▶ _What you are asked to do_
Write out the entries again exactly as they are given.

▶ _Extracted records_

────────────────────────────────────────

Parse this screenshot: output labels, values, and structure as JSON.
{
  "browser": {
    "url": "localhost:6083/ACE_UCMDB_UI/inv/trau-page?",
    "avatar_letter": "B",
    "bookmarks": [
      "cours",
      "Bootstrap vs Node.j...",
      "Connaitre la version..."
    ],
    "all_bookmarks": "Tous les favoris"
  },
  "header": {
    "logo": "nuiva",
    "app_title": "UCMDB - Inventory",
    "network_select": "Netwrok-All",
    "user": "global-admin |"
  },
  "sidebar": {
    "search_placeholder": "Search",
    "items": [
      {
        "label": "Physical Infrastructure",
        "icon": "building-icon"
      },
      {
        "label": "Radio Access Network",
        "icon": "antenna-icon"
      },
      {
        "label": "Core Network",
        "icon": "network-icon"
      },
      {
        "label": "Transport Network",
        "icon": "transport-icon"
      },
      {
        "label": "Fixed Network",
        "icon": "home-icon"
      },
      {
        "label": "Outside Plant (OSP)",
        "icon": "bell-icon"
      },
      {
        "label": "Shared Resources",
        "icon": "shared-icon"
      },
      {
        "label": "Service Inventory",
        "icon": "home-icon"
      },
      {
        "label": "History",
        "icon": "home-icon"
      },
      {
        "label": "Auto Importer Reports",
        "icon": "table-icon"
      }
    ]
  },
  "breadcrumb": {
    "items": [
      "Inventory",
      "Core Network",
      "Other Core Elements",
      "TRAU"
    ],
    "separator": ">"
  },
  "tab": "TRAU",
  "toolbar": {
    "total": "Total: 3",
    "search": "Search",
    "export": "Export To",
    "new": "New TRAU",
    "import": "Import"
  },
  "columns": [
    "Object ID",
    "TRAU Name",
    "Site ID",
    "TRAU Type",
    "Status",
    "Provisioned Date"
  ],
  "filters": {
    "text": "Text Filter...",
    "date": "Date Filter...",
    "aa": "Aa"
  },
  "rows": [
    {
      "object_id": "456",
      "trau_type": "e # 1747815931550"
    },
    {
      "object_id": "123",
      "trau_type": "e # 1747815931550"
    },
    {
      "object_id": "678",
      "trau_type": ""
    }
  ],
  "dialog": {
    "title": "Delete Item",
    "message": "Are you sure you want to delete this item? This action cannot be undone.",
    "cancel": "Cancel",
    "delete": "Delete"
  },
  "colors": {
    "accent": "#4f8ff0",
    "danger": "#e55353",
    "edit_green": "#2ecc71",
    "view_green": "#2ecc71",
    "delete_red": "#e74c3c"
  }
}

────────────────────────────────────────

▶ _Solution_
Parse this screenshot: output labels, values, and structure as JSON.
{
  "browser": {
    "url": "localhost:6083/ACE_UCMDB_UI/inv/trau-page?",
    "avatar_letter": "B",
    "bookmarks": [
      "cours",
      "Bootstrap vs Node.j...",
      "Connaitre la version..."
    ],
    "all_bookmarks": "Tous les favoris"
  },
  "header": {
    "logo": "nuiva",
    "app_title": "UCMDB - Inventory",
    "network_select": "Netwrok-All",
    "user": "global-admin |"
  },
  "sidebar": {
    "search_placeholder": "Search",
    "items": [
      {
        "label": "Physical Infrastructure",
        "icon": "building-icon"
      },
      {
        "label": "Radio Access Network",
        "icon": "antenna-icon"
      },
      {
        "label": "Core Network",
        "icon": "network-icon"
      },
      {
        "label": "Transport Network",
        "icon": "transport-icon"
      },
      {
        "label": "Fixed Network",
        "icon": "home-icon"
      },
      {
        "label": "Outside Plant (OSP)",
        "icon": "bell-icon"
      },
      {
        "label": "Shared Resources",
        "icon": "shared-icon"
      },
      {
        "label": "Service Inventory",
        "icon": "home-icon"
      },
      {
        "label": "History",
        "icon": "home-icon"
      },
      {
        "label": "Auto Importer Reports",
        "icon": "table-icon"
      }
    ]
  },
  "breadcrumb": {
    "items": [
      "Inventory",
      "Core Network",
      "Other Core Elements",
      "TRAU"
    ],
    "separator": ">"
  },
  "tab": "TRAU",
  "toolbar": {
    "total": "Total: 3",
    "search": "Search",
    "export": "Export To",
    "new": "New TRAU",
    "import": "Import"
  },
  "columns": [
    "Object ID",
    "TRAU Name",
    "Site ID",
    "TRAU Type",
    "Status",
    "Provisioned Date"
  ],
  "filters": {
    "text": "Text Filter...",
    "date": "Date Filter...",
    "aa": "Aa"
  },
  "rows": [
    {
      "object_id": "456",
      "trau_type": "e # 1747815931550"
    },
    {
      "object_id": "123",
      "trau_type": "e # 1747815931550"
    },
    {
      "object_id": "678",
      "trau_type": ""
    }
  ],
  "dialog": {
    "title": "Delete Item",
    "message": "Are you sure you want to delete this item? This action cannot be undone.",
    "cancel": "Cancel",
    "delete": "Delete"
  },
  "colors": {
    "accent": "#4f8ff0",
    "danger": "#e55353",
    "edit_green": "#2ecc71",
    "view_green": "#2ecc71",
    "delete_red": "#e74c3c"
  }
}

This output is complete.